Aim of the exercise:
Using the material below, copy every line where "wersji" appears.

(Data entries)
------------------------

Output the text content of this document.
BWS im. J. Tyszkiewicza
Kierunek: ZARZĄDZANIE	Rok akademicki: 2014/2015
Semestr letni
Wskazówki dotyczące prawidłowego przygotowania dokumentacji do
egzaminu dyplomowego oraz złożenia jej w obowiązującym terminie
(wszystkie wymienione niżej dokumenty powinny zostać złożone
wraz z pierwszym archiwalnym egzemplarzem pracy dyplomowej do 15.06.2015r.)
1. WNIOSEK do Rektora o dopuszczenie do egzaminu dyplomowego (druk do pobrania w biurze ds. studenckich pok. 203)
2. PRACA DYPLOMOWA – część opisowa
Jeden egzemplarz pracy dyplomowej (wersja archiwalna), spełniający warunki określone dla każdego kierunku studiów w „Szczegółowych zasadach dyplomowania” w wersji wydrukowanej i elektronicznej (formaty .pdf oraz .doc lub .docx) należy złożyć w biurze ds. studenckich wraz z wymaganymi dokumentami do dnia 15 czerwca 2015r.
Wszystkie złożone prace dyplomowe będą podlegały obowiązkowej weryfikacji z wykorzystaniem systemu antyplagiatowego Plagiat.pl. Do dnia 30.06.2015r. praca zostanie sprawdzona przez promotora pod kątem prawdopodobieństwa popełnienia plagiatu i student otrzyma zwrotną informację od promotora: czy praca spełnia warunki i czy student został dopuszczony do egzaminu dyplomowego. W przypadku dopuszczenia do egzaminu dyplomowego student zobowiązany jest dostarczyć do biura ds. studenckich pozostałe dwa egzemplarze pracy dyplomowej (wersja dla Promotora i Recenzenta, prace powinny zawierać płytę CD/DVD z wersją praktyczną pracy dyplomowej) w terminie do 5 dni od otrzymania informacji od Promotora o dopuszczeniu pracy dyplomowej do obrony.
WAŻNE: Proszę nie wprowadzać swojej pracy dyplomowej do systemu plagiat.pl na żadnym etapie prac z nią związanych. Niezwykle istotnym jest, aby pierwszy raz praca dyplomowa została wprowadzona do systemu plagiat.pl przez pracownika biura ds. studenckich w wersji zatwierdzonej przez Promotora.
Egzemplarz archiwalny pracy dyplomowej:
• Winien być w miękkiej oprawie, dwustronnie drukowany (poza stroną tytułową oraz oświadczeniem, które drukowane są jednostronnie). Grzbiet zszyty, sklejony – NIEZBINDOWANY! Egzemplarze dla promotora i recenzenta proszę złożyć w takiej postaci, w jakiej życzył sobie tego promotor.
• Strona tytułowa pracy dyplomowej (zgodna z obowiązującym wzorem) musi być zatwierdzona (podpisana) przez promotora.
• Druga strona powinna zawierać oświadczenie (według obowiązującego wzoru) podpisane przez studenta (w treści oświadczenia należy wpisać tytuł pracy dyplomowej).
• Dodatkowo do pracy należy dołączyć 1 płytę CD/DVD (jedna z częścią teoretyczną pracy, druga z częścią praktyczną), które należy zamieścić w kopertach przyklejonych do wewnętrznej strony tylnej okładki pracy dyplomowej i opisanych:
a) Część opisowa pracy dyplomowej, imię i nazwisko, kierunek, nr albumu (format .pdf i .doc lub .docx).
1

------------------------

Finished exercise:
Jeden egzemplarz pracy dyplomowej (wersja archiwalna), spełniający warunki określone dla każdego kierunku studiów w „Szczegółowych zasadach dyplomowania” w wersji wydrukowanej i elektronicznej (formaty .pdf oraz .doc lub .docx) należy złożyć w biurze ds. studenckich wraz z wymaganymi dokumentami do dnia 15 czerwca 2015r.
WAŻNE: Proszę nie wprowadzać swojej pracy dyplomowej do systemu plagiat.pl na żadnym etapie prac z nią związanych. Niezwykle istotnym jest, aby pierwszy raz praca dyplomowa została wprowadzona do systemu plagiat.pl przez pracownika biura ds. studenckich w wersji zatwierdzonej przez Promotora.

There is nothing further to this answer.